### Challenge
Repeat the records below exactly, leaving out every picture.

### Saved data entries
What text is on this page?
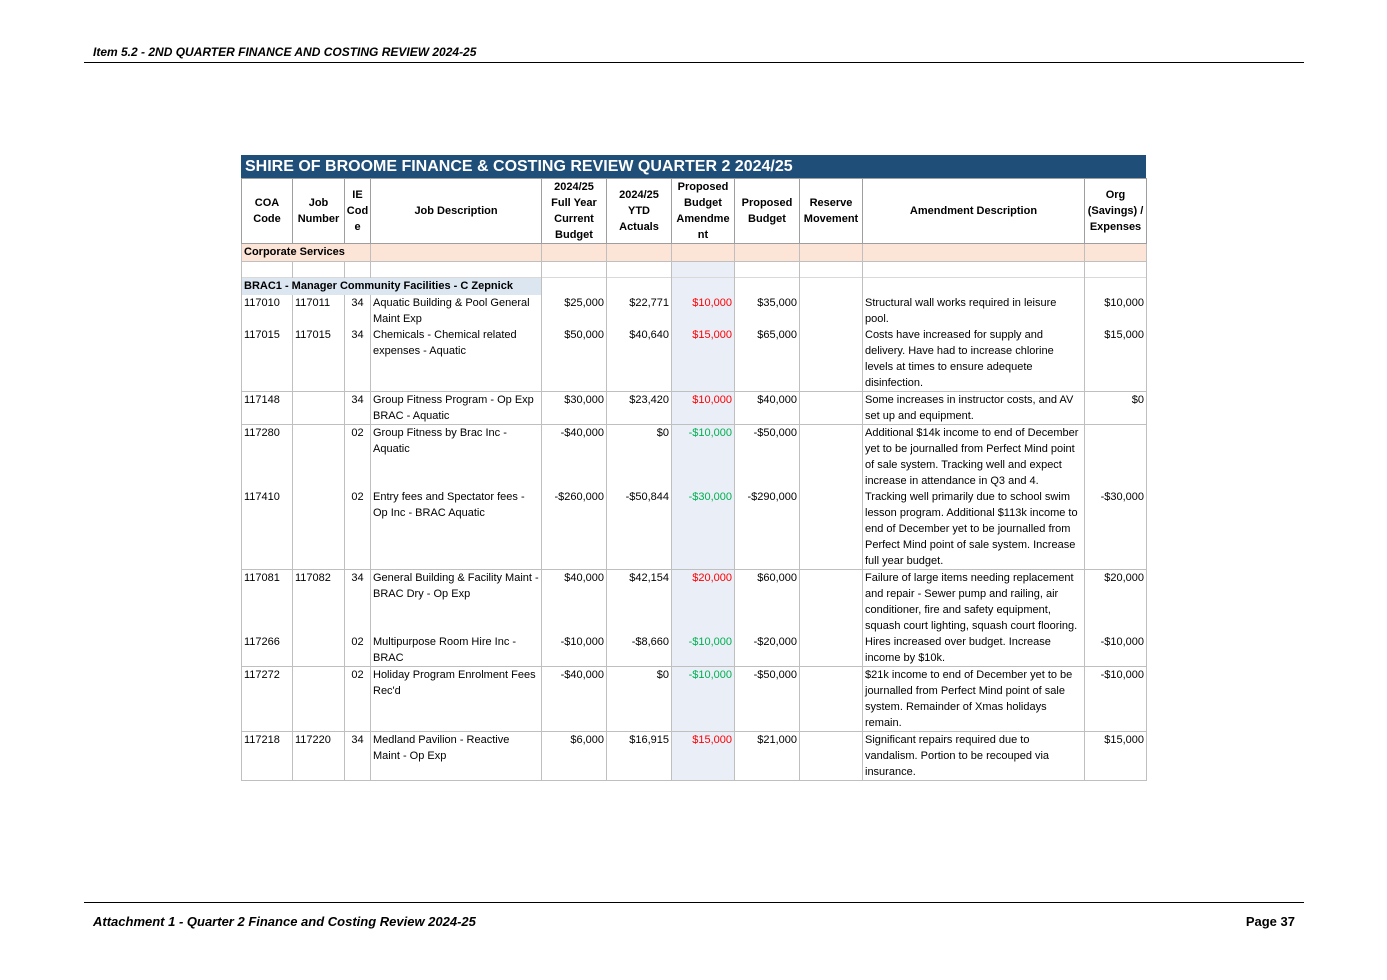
Item 5.2 - 2ND QUARTER FINANCE AND COSTING REVIEW 2024-25
SHIRE OF BROOME FINANCE & COSTING REVIEW QUARTER 2 2024/25
COA Code	Job Number	IE Cod e	Job Description	2024/25 Full Year Current Budget	2024/25 YTD Actuals	Proposed Budget Amendme nt	Proposed Budget	Reserve Movement	Amendment Description	Org (Savings) / Expenses
Corporate Services										

BRAC1 - Manager Community Facilities - C Zepnick										
117010	117011	34	Aquatic Building & Pool General Maint Exp	$25,000	$22,771	$10,000	$35,000		Structural wall works required in leisure pool.	$10,000
117015	117015	34	Chemicals - Chemical related expenses - Aquatic	$50,000	$40,640	$15,000	$65,000		Costs have increased for supply and delivery. Have had to increase chlorine levels at times to ensure adequete disinfection.	$15,000
117148		34	Group Fitness Program - Op Exp BRAC - Aquatic	$30,000	$23,420	$10,000	$40,000		Some increases in instructor costs, and AV set up and equipment.	$0
117280		02	Group Fitness by Brac Inc - Aquatic	-$40,000	$0	-$10,000	-$50,000		Additional $14k income to end of December yet to be journalled from Perfect Mind point of sale system. Tracking well and expect increase in attendance in Q3 and 4.	
117410		02	Entry fees and Spectator fees - Op Inc - BRAC Aquatic	-$260,000	-$50,844	-$30,000	-$290,000		Tracking well primarily due to school swim lesson program. Additional $113k income to end of December yet to be journalled from Perfect Mind point of sale system. Increase full year budget.	-$30,000
117081	117082	34	General Building & Facility Maint - BRAC Dry - Op Exp	$40,000	$42,154	$20,000	$60,000		Failure of large items needing replacement and repair - Sewer pump and railing, air conditioner, fire and safety equipment, squash court lighting, squash court flooring.	$20,000
117266		02	Multipurpose Room Hire Inc - BRAC	-$10,000	-$8,660	-$10,000	-$20,000		Hires increased over budget. Increase income by $10k.	-$10,000
117272		02	Holiday Program Enrolment Fees Rec'd	-$40,000	$0	-$10,000	-$50,000		$21k income to end of December yet to be journalled from Perfect Mind point of sale system. Remainder of Xmas holidays remain.	-$10,000
117218	117220	34	Medland Pavilion - Reactive Maint - Op Exp	$6,000	$16,915	$15,000	$21,000		Significant repairs required due to vandalism. Portion to be recouped via insurance.	$15,000
Attachment 1 - Quarter 2 Finance and Costing Review 2024-25	Page 37
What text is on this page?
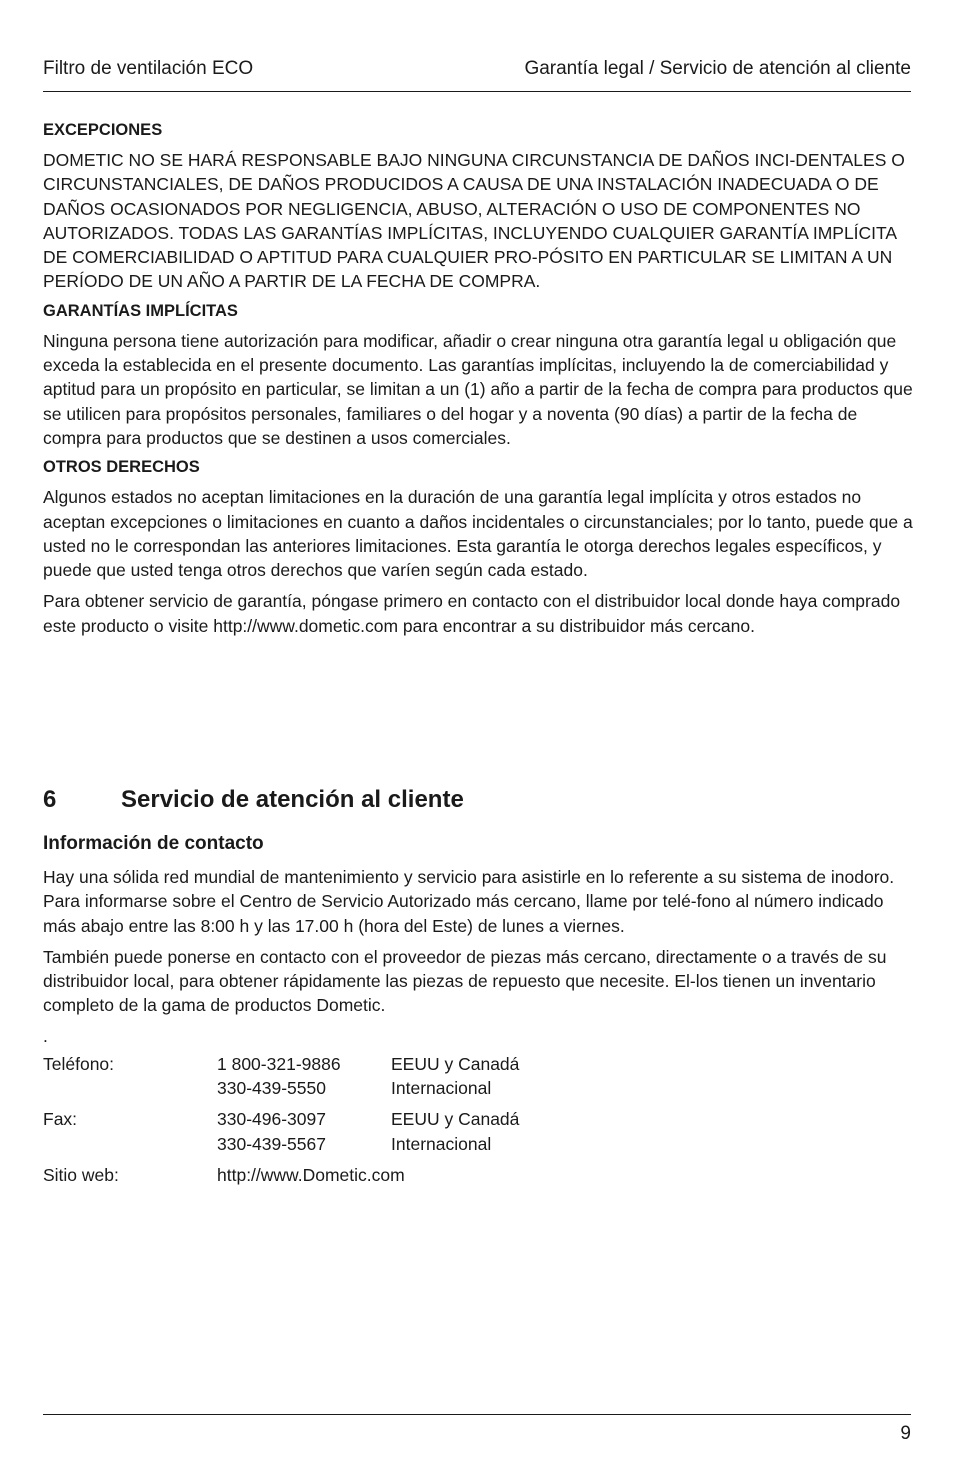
Filtro de ventilación ECO	Garantía legal / Servicio de atención al cliente
EXCEPCIONES

DOMETIC NO SE HARÁ RESPONSABLE BAJO NINGUNA CIRCUNSTANCIA DE DAÑOS INCI-DENTALES O CIRCUNSTANCIALES, DE DAÑOS PRODUCIDOS A CAUSA DE UNA INSTALACIÓN INADECUADA O DE DAÑOS OCASIONADOS POR NEGLIGENCIA, ABUSO, ALTERACIÓN O USO DE COMPONENTES NO AUTORIZADOS. TODAS LAS GARANTÍAS IMPLÍCITAS, INCLUYENDO CUALQUIER GARANTÍA IMPLÍCITA DE COMERCIABILIDAD O APTITUD PARA CUALQUIER PRO-PÓSITO EN PARTICULAR SE LIMITAN A UN PERÍODO DE UN AÑO A PARTIR DE LA FECHA DE COMPRA.

GARANTÍAS IMPLÍCITAS

Ninguna persona tiene autorización para modificar, añadir o crear ninguna otra garantía legal u obligación que exceda la establecida en el presente documento. Las garantías implícitas, incluyendo la de comerciabilidad y aptitud para un propósito en particular, se limitan a un (1) año a partir de la fecha de compra para productos que se utilicen para propósitos personales, familiares o del hogar y a noventa (90 días) a partir de la fecha de compra para productos que se destinen a usos comerciales.

OTROS DERECHOS

Algunos estados no aceptan limitaciones en la duración de una garantía legal implícita y otros estados no aceptan excepciones o limitaciones en cuanto a daños incidentales o circunstanciales; por lo tanto, puede que a usted no le correspondan las anteriores limitaciones. Esta garantía le otorga derechos legales específicos, y puede que usted tenga otros derechos que varíen según cada estado.

Para obtener servicio de garantía, póngase primero en contacto con el distribuidor local donde haya comprado este producto o visite http://www.dometic.com para encontrar a su distribuidor más cercano.

6	Servicio de atención al cliente
Información de contacto

Hay una sólida red mundial de mantenimiento y servicio para asistirle en lo referente a su sistema de inodoro. Para informarse sobre el Centro de Servicio Autorizado más cercano, llame por telé-fono al número indicado más abajo entre las 8:00 h y las 17.00 h (hora del Este) de lunes a viernes.

También puede ponerse en contacto con el proveedor de piezas más cercano, directamente o a través de su distribuidor local, para obtener rápidamente las piezas de repuesto que necesite. El-los tienen un inventario completo de la gama de productos Dometic.

.
Teléfono:	1 800-321-9886	EEUU y Canadá
	330-439-5550	Internacional
Fax:	330-496-3097	EEUU y Canadá
	330-439-5567	Internacional
Sitio web:	http://www.Dometic.com	
9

### Task output
What text is on this page?
Item 5.2 - 2ND QUARTER FINANCE AND COSTING REVIEW 2024-25
SHIRE OF BROOME FINANCE & COSTING REVIEW QUARTER 2 2024/25
COA Code	Job Number	IE Cod e	Job Description	2024/25 Full Year Current Budget	2024/25 YTD Actuals	Proposed Budget Amendme nt	Proposed Budget	Reserve Movement	Amendment Description	Org (Savings) / Expenses
Corporate Services										

BRAC1 - Manager Community Facilities - C Zepnick										
117010	117011	34	Aquatic Building & Pool General Maint Exp	$25,000	$22,771	$10,000	$35,000		Structural wall works required in leisure pool.	$10,000
117015	117015	34	Chemicals - Chemical related expenses - Aquatic	$50,000	$40,640	$15,000	$65,000		Costs have increased for supply and delivery. Have had to increase chlorine levels at times to ensure adequete disinfection.	$15,000
117148		34	Group Fitness Program - Op Exp BRAC - Aquatic	$30,000	$23,420	$10,000	$40,000		Some increases in instructor costs, and AV set up and equipment.	$0
117280		02	Group Fitness by Brac Inc - Aquatic	-$40,000	$0	-$10,000	-$50,000		Additional $14k income to end of December yet to be journalled from Perfect Mind point of sale system. Tracking well and expect increase in attendance in Q3 and 4.	
117410		02	Entry fees and Spectator fees - Op Inc - BRAC Aquatic	-$260,000	-$50,844	-$30,000	-$290,000		Tracking well primarily due to school swim lesson program. Additional $113k income to end of December yet to be journalled from Perfect Mind point of sale system. Increase full year budget.	-$30,000
117081	117082	34	General Building & Facility Maint - BRAC Dry - Op Exp	$40,000	$42,154	$20,000	$60,000		Failure of large items needing replacement and repair - Sewer pump and railing, air conditioner, fire and safety equipment, squash court lighting, squash court flooring.	$20,000
117266		02	Multipurpose Room Hire Inc - BRAC	-$10,000	-$8,660	-$10,000	-$20,000		Hires increased over budget. Increase income by $10k.	-$10,000
117272		02	Holiday Program Enrolment Fees Rec'd	-$40,000	$0	-$10,000	-$50,000		$21k income to end of December yet to be journalled from Perfect Mind point of sale system. Remainder of Xmas holidays remain.	-$10,000
117218	117220	34	Medland Pavilion - Reactive Maint - Op Exp	$6,000	$16,915	$15,000	$21,000		Significant repairs required due to vandalism. Portion to be recouped via insurance.	$15,000
Attachment 1 - Quarter 2 Finance and Costing Review 2024-25	Page 37
What text is on this page?
Filtro de ventilación ECO	Garantía legal / Servicio de atención al cliente
EXCEPCIONES

DOMETIC NO SE HARÁ RESPONSABLE BAJO NINGUNA CIRCUNSTANCIA DE DAÑOS INCI-DENTALES O CIRCUNSTANCIALES, DE DAÑOS PRODUCIDOS A CAUSA DE UNA INSTALACIÓN INADECUADA O DE DAÑOS OCASIONADOS POR NEGLIGENCIA, ABUSO, ALTERACIÓN O USO DE COMPONENTES NO AUTORIZADOS. TODAS LAS GARANTÍAS IMPLÍCITAS, INCLUYENDO CUALQUIER GARANTÍA IMPLÍCITA DE COMERCIABILIDAD O APTITUD PARA CUALQUIER PRO-PÓSITO EN PARTICULAR SE LIMITAN A UN PERÍODO DE UN AÑO A PARTIR DE LA FECHA DE COMPRA.

GARANTÍAS IMPLÍCITAS

Ninguna persona tiene autorización para modificar, añadir o crear ninguna otra garantía legal u obligación que exceda la establecida en el presente documento. Las garantías implícitas, incluyendo la de comerciabilidad y aptitud para un propósito en particular, se limitan a un (1) año a partir de la fecha de compra para productos que se utilicen para propósitos personales, familiares o del hogar y a noventa (90 días) a partir de la fecha de compra para productos que se destinen a usos comerciales.

OTROS DERECHOS

Algunos estados no aceptan limitaciones en la duración de una garantía legal implícita y otros estados no aceptan excepciones o limitaciones en cuanto a daños incidentales o circunstanciales; por lo tanto, puede que a usted no le correspondan las anteriores limitaciones. Esta garantía le otorga derechos legales específicos, y puede que usted tenga otros derechos que varíen según cada estado.

Para obtener servicio de garantía, póngase primero en contacto con el distribuidor local donde haya comprado este producto o visite http://www.dometic.com para encontrar a su distribuidor más cercano.

6	Servicio de atención al cliente
Información de contacto

Hay una sólida red mundial de mantenimiento y servicio para asistirle en lo referente a su sistema de inodoro. Para informarse sobre el Centro de Servicio Autorizado más cercano, llame por telé-fono al número indicado más abajo entre las 8:00 h y las 17.00 h (hora del Este) de lunes a viernes.

También puede ponerse en contacto con el proveedor de piezas más cercano, directamente o a través de su distribuidor local, para obtener rápidamente las piezas de repuesto que necesite. El-los tienen un inventario completo de la gama de productos Dometic.

.
Teléfono:	1 800-321-9886	EEUU y Canadá
	330-439-5550	Internacional
Fax:	330-496-3097	EEUU y Canadá
	330-439-5567	Internacional
Sitio web:	http://www.Dometic.com	
9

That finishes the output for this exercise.